▸ Aim of the task: Check each line of the records below and collect those that include the word "Temperature".

▸ Provided entries:

⁂

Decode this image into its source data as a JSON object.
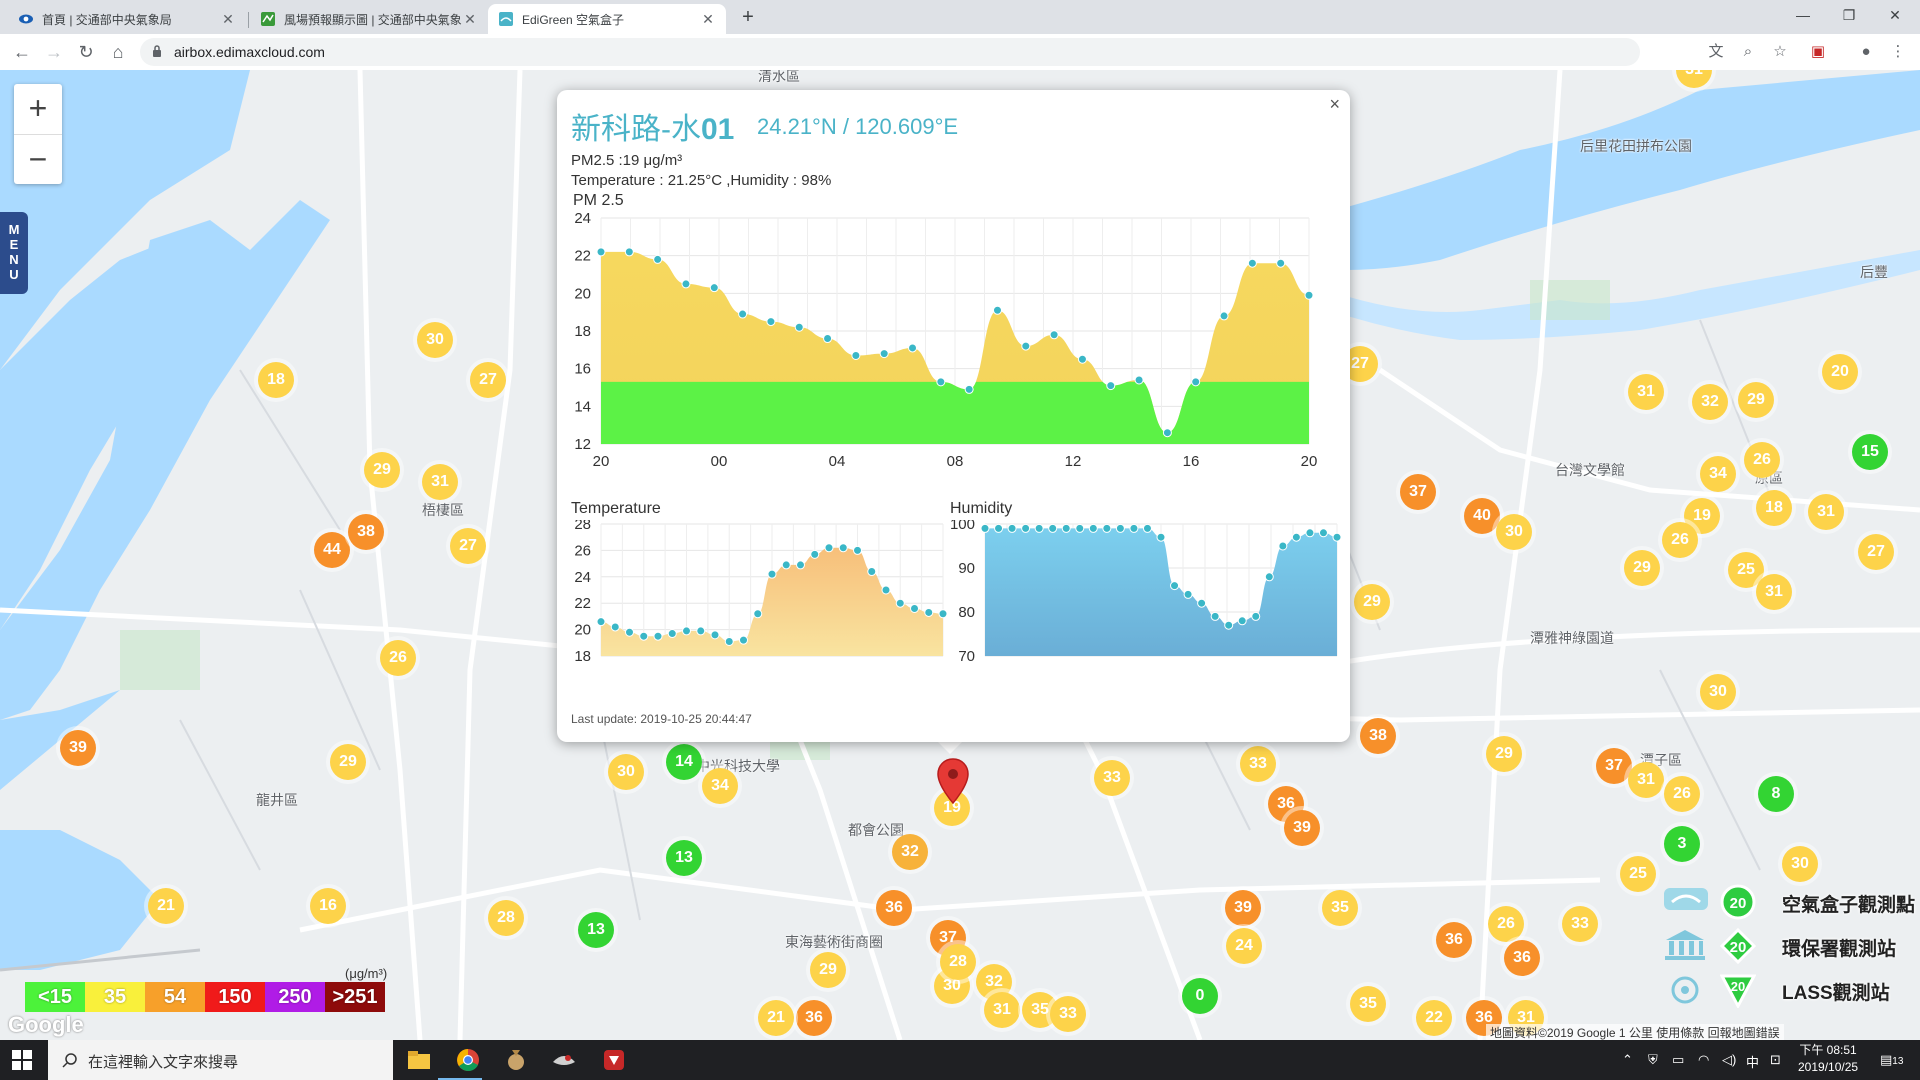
{
  "browser": {
    "tabs": [
      {
        "title": "首頁 | 交通部中央氣象局",
        "active": false
      },
      {
        "title": "風場預報顯示圖 | 交通部中央氣象局",
        "active": false
      },
      {
        "title": "EdiGreen 空氣盒子",
        "active": true
      }
    ],
    "url": "airbox.edimaxcloud.com"
  },
  "map": {
    "zoom_in": "+",
    "zoom_out": "−",
    "menu": [
      "M",
      "E",
      "N",
      "U"
    ],
    "labels": [
      "清水區",
      "梧棲區",
      "龍井區",
      "都會公園",
      "東海藝術街商圈",
      "台灣文學館",
      "潭雅神綠園道",
      "潭子區",
      "后里花田拼布公園",
      "后豐",
      "中光科技大學",
      "原區"
    ],
    "markers": [
      {
        "v": "18",
        "c": "#fdd34a"
      },
      {
        "v": "30",
        "c": "#fdd34a"
      },
      {
        "v": "27",
        "c": "#fdd34a"
      },
      {
        "v": "29",
        "c": "#fdd34a"
      },
      {
        "v": "31",
        "c": "#fdd34a"
      },
      {
        "v": "27",
        "c": "#fdd34a"
      },
      {
        "v": "44",
        "c": "#f7902a"
      },
      {
        "v": "38",
        "c": "#f7902a"
      },
      {
        "v": "26",
        "c": "#fdd34a"
      },
      {
        "v": "39",
        "c": "#f7902a"
      },
      {
        "v": "29",
        "c": "#fdd34a"
      },
      {
        "v": "21",
        "c": "#fdd34a"
      },
      {
        "v": "16",
        "c": "#fdd34a"
      },
      {
        "v": "28",
        "c": "#fdd34a"
      },
      {
        "v": "13",
        "c": "#33d433"
      },
      {
        "v": "13",
        "c": "#33d433"
      },
      {
        "v": "14",
        "c": "#33d433"
      },
      {
        "v": "30",
        "c": "#fdd34a"
      },
      {
        "v": "34",
        "c": "#fdd34a"
      },
      {
        "v": "32",
        "c": "#f7b23a"
      },
      {
        "v": "36",
        "c": "#f7902a"
      },
      {
        "v": "37",
        "c": "#f7902a"
      },
      {
        "v": "29",
        "c": "#fdd34a"
      },
      {
        "v": "36",
        "c": "#f7902a"
      },
      {
        "v": "32",
        "c": "#fdd34a"
      },
      {
        "v": "30",
        "c": "#fdd34a"
      },
      {
        "v": "31",
        "c": "#fdd34a"
      },
      {
        "v": "35",
        "c": "#fdd34a"
      },
      {
        "v": "33",
        "c": "#fdd34a"
      },
      {
        "v": "28",
        "c": "#fdd34a"
      },
      {
        "v": "33",
        "c": "#fdd34a"
      },
      {
        "v": "33",
        "c": "#fdd34a"
      },
      {
        "v": "36",
        "c": "#f7902a"
      },
      {
        "v": "39",
        "c": "#f7902a"
      },
      {
        "v": "39",
        "c": "#f7902a"
      },
      {
        "v": "24",
        "c": "#fdd34a"
      },
      {
        "v": "0",
        "c": "#33d433"
      },
      {
        "v": "38",
        "c": "#f7902a"
      },
      {
        "v": "29",
        "c": "#fdd34a"
      },
      {
        "v": "27",
        "c": "#fdd34a"
      },
      {
        "v": "37",
        "c": "#f7902a"
      },
      {
        "v": "35",
        "c": "#fdd34a"
      },
      {
        "v": "40",
        "c": "#f7902a"
      },
      {
        "v": "30",
        "c": "#fdd34a"
      },
      {
        "v": "31",
        "c": "#fdd34a"
      },
      {
        "v": "32",
        "c": "#fdd34a"
      },
      {
        "v": "29",
        "c": "#fdd34a"
      },
      {
        "v": "20",
        "c": "#fdd34a"
      },
      {
        "v": "15",
        "c": "#33d433"
      },
      {
        "v": "34",
        "c": "#fdd34a"
      },
      {
        "v": "26",
        "c": "#fdd34a"
      },
      {
        "v": "19",
        "c": "#fdd34a"
      },
      {
        "v": "18",
        "c": "#fdd34a"
      },
      {
        "v": "31",
        "c": "#fdd34a"
      },
      {
        "v": "26",
        "c": "#fdd34a"
      },
      {
        "v": "29",
        "c": "#fdd34a"
      },
      {
        "v": "25",
        "c": "#fdd34a"
      },
      {
        "v": "31",
        "c": "#fdd34a"
      },
      {
        "v": "27",
        "c": "#fdd34a"
      },
      {
        "v": "30",
        "c": "#fdd34a"
      },
      {
        "v": "29",
        "c": "#fdd34a"
      },
      {
        "v": "37",
        "c": "#f7902a"
      },
      {
        "v": "31",
        "c": "#fdd34a"
      },
      {
        "v": "26",
        "c": "#fdd34a"
      },
      {
        "v": "3",
        "c": "#33d433"
      },
      {
        "v": "8",
        "c": "#33d433"
      },
      {
        "v": "30",
        "c": "#fdd34a"
      },
      {
        "v": "25",
        "c": "#fdd34a"
      },
      {
        "v": "33",
        "c": "#fdd34a"
      },
      {
        "v": "26",
        "c": "#fdd34a"
      },
      {
        "v": "36",
        "c": "#f7902a"
      },
      {
        "v": "36",
        "c": "#f7902a"
      },
      {
        "v": "22",
        "c": "#fdd34a"
      },
      {
        "v": "35",
        "c": "#fdd34a"
      },
      {
        "v": "31",
        "c": "#fdd34a"
      },
      {
        "v": "36",
        "c": "#f7902a"
      },
      {
        "v": "21",
        "c": "#fdd34a"
      },
      {
        "v": "31",
        "c": "#fdd34a"
      },
      {
        "v": "19",
        "c": "#fdd34a"
      }
    ],
    "aqi_legend": [
      {
        "label": "<15",
        "color": "#4cf23a"
      },
      {
        "label": "35",
        "color": "#f9f03b"
      },
      {
        "label": "54",
        "color": "#f7a02a"
      },
      {
        "label": "150",
        "color": "#f01a1a"
      },
      {
        "label": "250",
        "color": "#b01ce6"
      },
      {
        "label": ">251",
        "color": "#8e0b0b"
      }
    ],
    "aqi_unit": "(μg/m³)",
    "google": "Google",
    "station_legend": [
      {
        "label": "空氣盒子觀測點",
        "badge": "20"
      },
      {
        "label": "環保署觀測站",
        "badge": "20"
      },
      {
        "label": "LASS觀測站",
        "badge": "20"
      }
    ],
    "footer": "地圖資料©2019 Google   1 公里            使用條款   回報地圖錯誤"
  },
  "popup": {
    "title_prefix": "新科路-水",
    "title_num": "01",
    "coords": "24.21°N / 120.609°E",
    "pm_line": "PM2.5 :19 μg/m³",
    "temp_line": "Temperature : 21.25°C ,Humidity : 98%",
    "pm_chart_title": "PM 2.5",
    "temp_chart_title": "Temperature",
    "hum_chart_title": "Humidity",
    "last_update": "Last update: 2019-10-25 20:44:47",
    "close": "×"
  },
  "chart_data": [
    {
      "type": "area",
      "title": "PM 2.5",
      "x_ticks": [
        "20",
        "00",
        "04",
        "08",
        "12",
        "16",
        "20"
      ],
      "ylim": [
        12,
        24
      ],
      "y_ticks": [
        12,
        14,
        16,
        18,
        20,
        22,
        24
      ],
      "threshold": 15.3,
      "values": [
        22.2,
        22.2,
        21.8,
        20.5,
        20.3,
        18.9,
        18.5,
        18.2,
        17.6,
        16.7,
        16.8,
        17.1,
        15.3,
        14.9,
        19.1,
        17.2,
        17.8,
        16.5,
        15.1,
        15.4,
        12.6,
        15.3,
        18.8,
        21.6,
        21.6,
        19.9
      ]
    },
    {
      "type": "area",
      "title": "Temperature",
      "ylim": [
        18,
        28
      ],
      "y_ticks": [
        18,
        20,
        22,
        24,
        26,
        28
      ],
      "values": [
        20.6,
        20.2,
        19.8,
        19.5,
        19.5,
        19.7,
        19.9,
        19.9,
        19.6,
        19.1,
        19.2,
        21.2,
        24.2,
        24.9,
        24.9,
        25.7,
        26.2,
        26.2,
        26.0,
        24.4,
        23.0,
        22.0,
        21.6,
        21.3,
        21.2
      ]
    },
    {
      "type": "area",
      "title": "Humidity",
      "ylim": [
        70,
        100
      ],
      "y_ticks": [
        70,
        80,
        90,
        100
      ],
      "values": [
        99,
        99,
        99,
        99,
        99,
        99,
        99,
        99,
        99,
        99,
        99,
        99,
        99,
        97,
        86,
        84,
        82,
        79,
        77,
        78,
        79,
        88,
        95,
        97,
        98,
        98,
        97
      ]
    }
  ],
  "taskbar": {
    "search_placeholder": "在這裡輸入文字來搜尋",
    "tray": [
      "中"
    ],
    "time": "下午 08:51",
    "date": "2019/10/25",
    "notif": "13"
  }
}
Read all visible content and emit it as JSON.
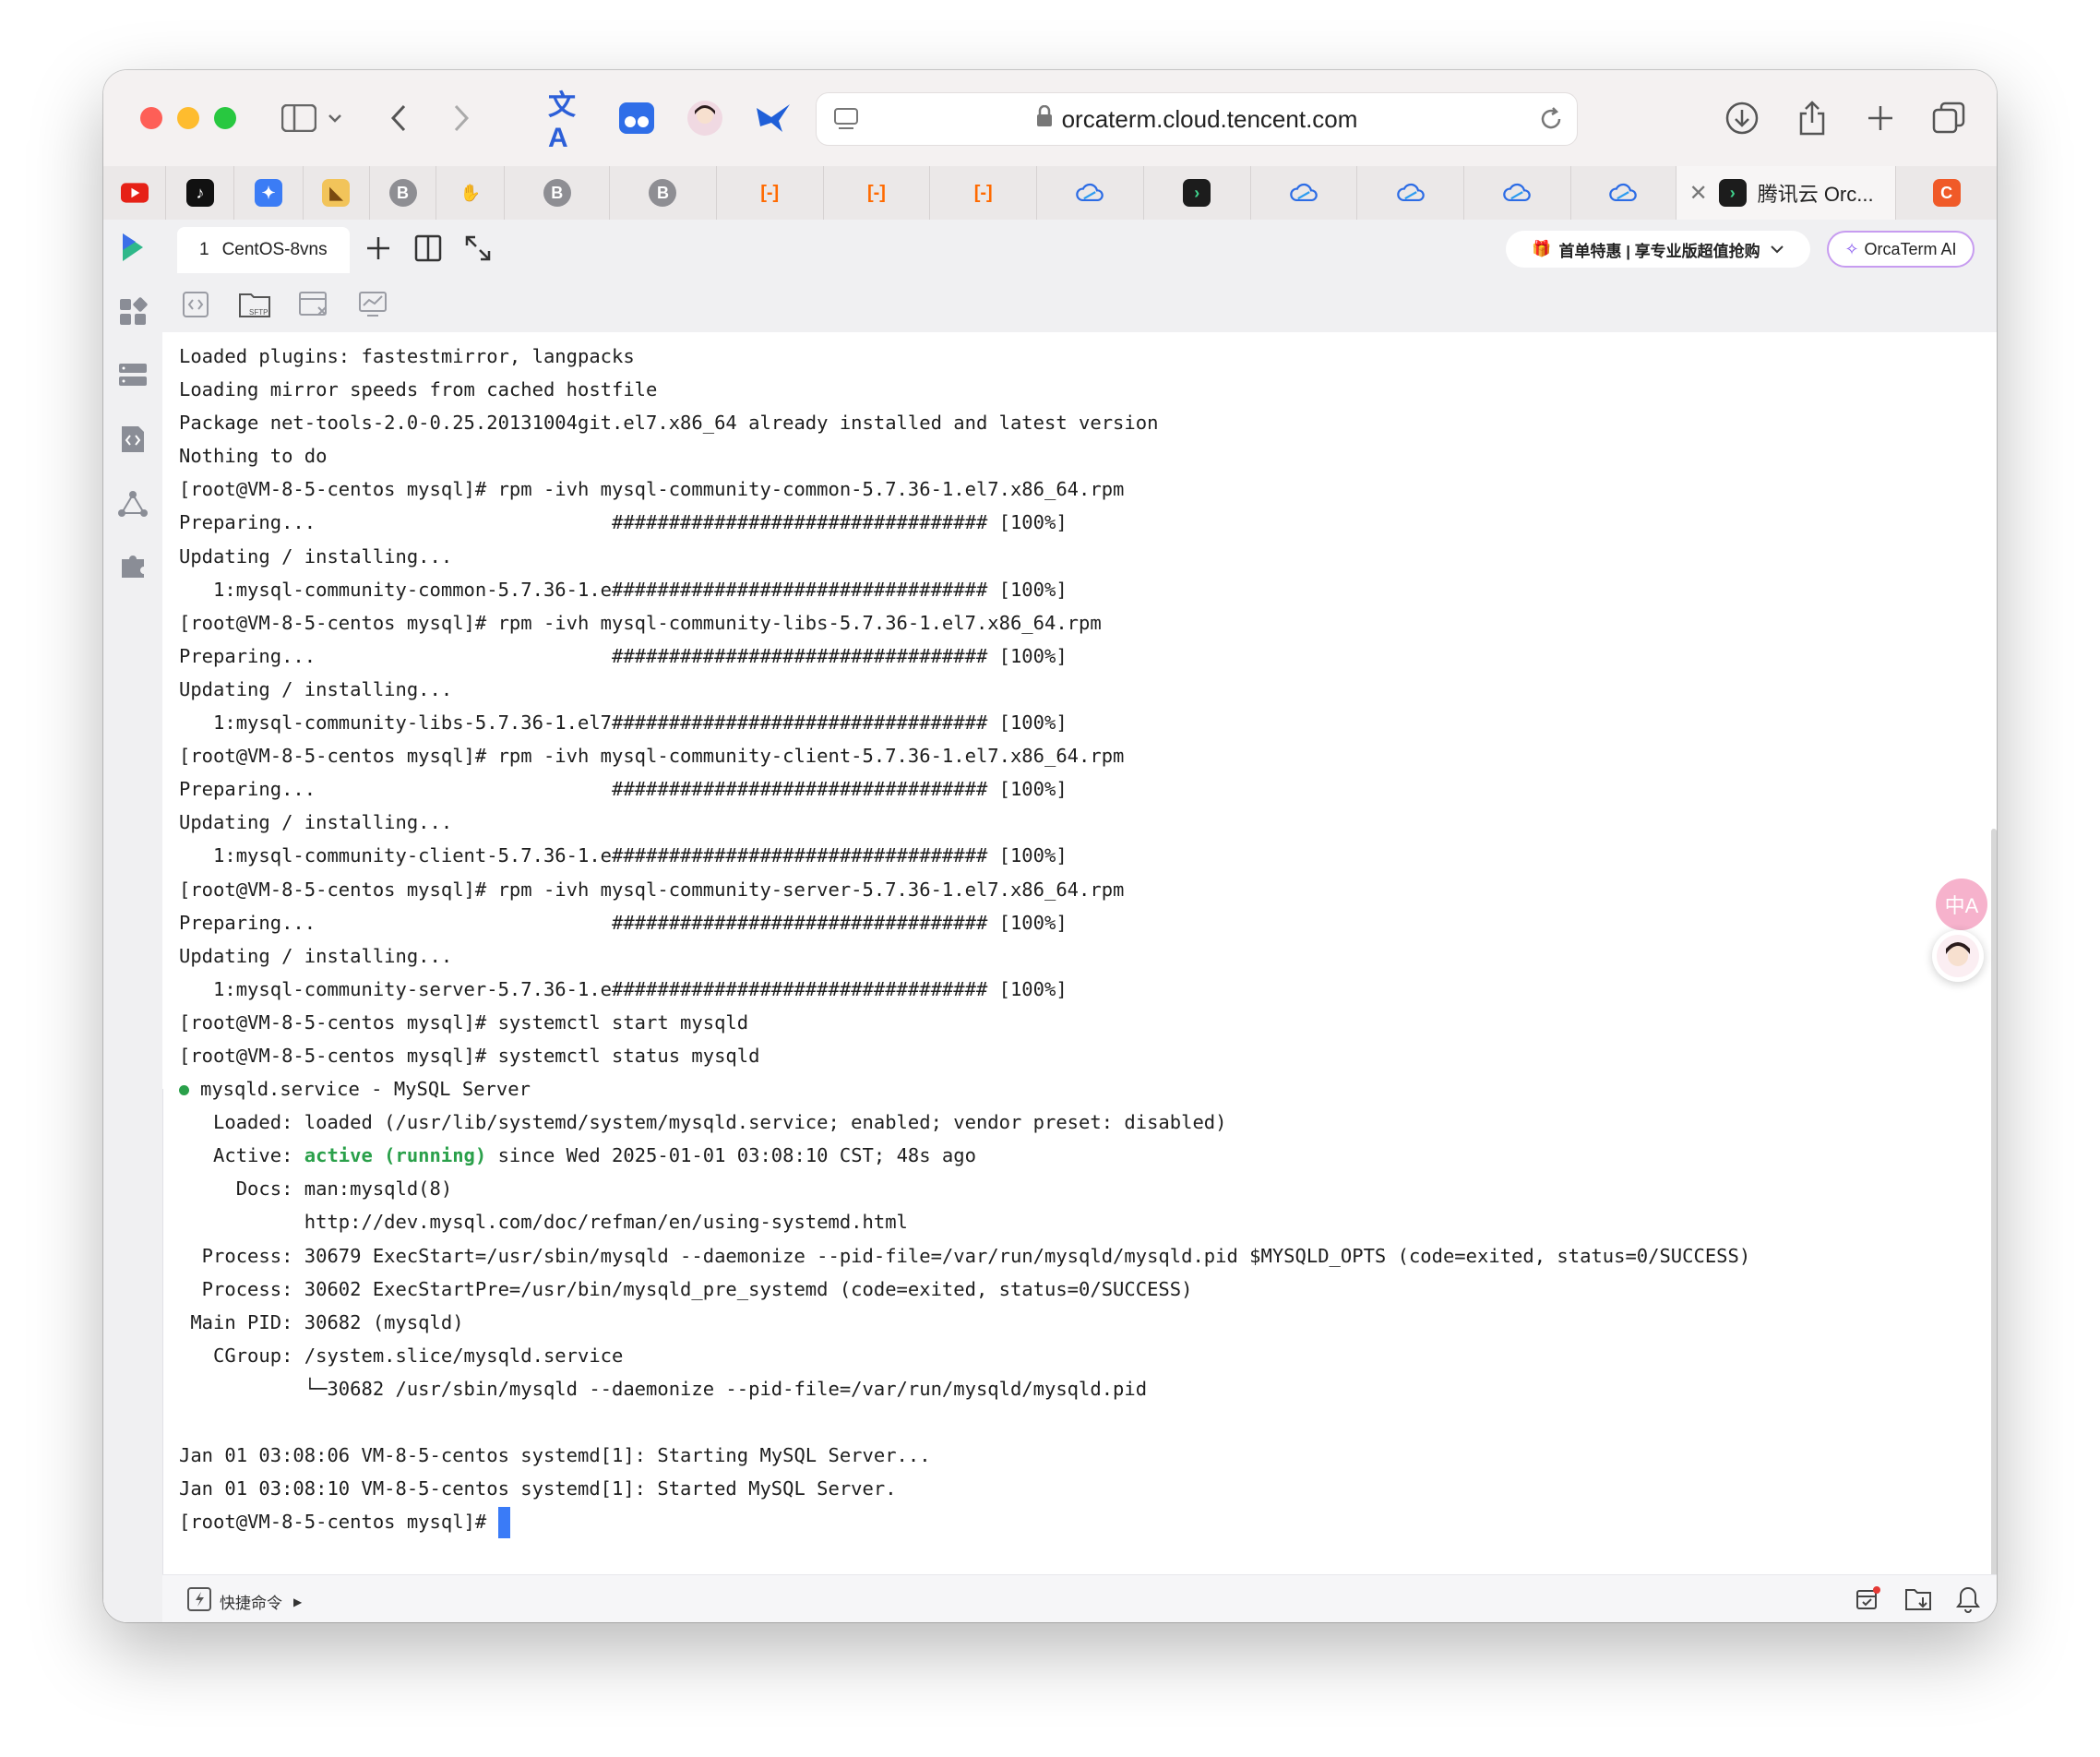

⁂

▸ Response to this exercise:
    "temp_line": "Temperature : 21.25°C ,Humidity : 98%",
    "temp_chart_title": "Temperature",
      "title": "Temperature",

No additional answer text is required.